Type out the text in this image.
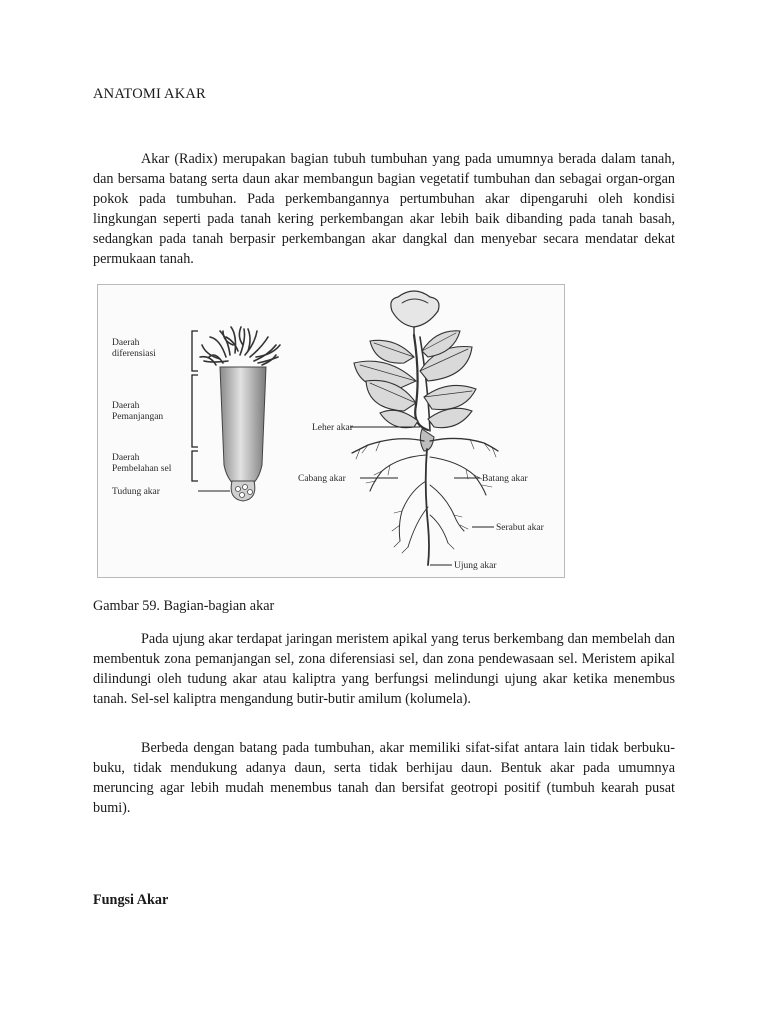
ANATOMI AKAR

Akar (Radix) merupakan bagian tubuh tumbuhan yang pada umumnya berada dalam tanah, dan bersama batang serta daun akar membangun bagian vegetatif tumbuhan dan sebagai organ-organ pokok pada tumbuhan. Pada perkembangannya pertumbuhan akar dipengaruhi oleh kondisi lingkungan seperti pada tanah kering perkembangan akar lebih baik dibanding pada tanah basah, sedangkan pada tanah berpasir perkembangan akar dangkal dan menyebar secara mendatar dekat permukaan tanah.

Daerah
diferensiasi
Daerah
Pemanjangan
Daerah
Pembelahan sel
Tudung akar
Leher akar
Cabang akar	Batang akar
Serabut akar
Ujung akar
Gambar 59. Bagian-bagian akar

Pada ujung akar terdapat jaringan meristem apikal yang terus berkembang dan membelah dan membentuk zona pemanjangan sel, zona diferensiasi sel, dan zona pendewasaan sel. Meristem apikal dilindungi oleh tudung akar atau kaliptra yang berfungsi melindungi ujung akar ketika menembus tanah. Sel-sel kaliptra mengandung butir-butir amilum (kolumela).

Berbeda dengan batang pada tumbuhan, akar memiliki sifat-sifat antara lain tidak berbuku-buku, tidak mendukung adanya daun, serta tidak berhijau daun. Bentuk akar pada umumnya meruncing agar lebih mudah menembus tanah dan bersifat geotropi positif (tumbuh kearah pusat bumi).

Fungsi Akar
──────
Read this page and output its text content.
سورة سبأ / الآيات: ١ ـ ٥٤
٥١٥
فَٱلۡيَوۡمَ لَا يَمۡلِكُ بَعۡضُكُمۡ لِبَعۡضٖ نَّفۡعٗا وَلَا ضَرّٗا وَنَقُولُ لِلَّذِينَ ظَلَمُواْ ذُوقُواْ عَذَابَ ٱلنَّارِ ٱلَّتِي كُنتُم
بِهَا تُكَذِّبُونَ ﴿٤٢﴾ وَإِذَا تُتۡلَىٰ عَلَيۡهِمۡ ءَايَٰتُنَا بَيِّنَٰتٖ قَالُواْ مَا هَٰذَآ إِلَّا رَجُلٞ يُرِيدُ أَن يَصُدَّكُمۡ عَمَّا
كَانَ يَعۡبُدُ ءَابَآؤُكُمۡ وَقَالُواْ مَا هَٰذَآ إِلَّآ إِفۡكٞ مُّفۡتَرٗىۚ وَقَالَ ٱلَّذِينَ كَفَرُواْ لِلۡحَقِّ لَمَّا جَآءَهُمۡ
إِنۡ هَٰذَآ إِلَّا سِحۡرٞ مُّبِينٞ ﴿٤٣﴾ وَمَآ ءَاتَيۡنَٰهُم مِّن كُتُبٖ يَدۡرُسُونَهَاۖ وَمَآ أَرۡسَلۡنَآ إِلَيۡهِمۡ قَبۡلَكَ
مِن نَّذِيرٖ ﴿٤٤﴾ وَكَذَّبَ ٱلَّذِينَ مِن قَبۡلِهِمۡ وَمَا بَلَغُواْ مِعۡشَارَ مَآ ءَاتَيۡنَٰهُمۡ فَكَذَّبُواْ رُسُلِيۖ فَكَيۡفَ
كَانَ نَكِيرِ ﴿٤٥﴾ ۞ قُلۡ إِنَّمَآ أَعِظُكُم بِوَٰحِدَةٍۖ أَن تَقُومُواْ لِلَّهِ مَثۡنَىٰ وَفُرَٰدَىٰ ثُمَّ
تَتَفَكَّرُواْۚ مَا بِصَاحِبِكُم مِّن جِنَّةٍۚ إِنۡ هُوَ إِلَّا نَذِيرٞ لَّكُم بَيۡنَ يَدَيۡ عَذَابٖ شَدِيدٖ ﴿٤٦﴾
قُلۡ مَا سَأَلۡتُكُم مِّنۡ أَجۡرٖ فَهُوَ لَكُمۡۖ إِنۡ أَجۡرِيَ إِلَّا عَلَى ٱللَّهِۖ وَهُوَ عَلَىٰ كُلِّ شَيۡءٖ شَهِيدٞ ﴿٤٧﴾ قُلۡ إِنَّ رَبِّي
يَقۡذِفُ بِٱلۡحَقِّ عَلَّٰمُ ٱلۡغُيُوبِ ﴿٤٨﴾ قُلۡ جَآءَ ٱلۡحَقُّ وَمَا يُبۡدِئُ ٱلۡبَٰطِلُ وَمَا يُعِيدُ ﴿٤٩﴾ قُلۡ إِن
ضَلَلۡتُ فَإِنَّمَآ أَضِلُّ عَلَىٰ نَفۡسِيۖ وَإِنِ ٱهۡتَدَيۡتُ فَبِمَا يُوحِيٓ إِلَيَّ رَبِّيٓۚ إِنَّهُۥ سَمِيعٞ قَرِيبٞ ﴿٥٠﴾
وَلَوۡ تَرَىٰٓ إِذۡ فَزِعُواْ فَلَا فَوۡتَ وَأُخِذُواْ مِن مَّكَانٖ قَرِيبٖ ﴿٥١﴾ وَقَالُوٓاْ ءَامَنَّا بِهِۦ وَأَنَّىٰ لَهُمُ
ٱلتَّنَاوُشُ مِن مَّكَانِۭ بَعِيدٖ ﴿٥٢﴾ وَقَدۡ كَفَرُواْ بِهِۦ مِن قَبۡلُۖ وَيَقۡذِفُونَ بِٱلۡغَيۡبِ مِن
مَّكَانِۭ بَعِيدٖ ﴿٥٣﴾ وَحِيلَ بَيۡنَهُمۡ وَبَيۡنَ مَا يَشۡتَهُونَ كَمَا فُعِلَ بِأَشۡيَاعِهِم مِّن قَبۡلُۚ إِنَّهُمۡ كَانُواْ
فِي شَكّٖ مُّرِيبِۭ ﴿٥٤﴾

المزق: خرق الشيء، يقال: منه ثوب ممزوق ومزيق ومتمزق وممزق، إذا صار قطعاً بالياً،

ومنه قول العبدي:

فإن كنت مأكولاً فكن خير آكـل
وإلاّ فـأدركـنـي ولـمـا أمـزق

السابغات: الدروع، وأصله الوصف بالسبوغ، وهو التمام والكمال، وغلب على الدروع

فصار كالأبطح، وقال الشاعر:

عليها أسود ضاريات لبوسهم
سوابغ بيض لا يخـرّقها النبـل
──────
• **What is expected**: Copy down every line of the entries containing the word "this".

• **Answer to the exercise**:
Type out the text in this image.
Read this page and output its text content.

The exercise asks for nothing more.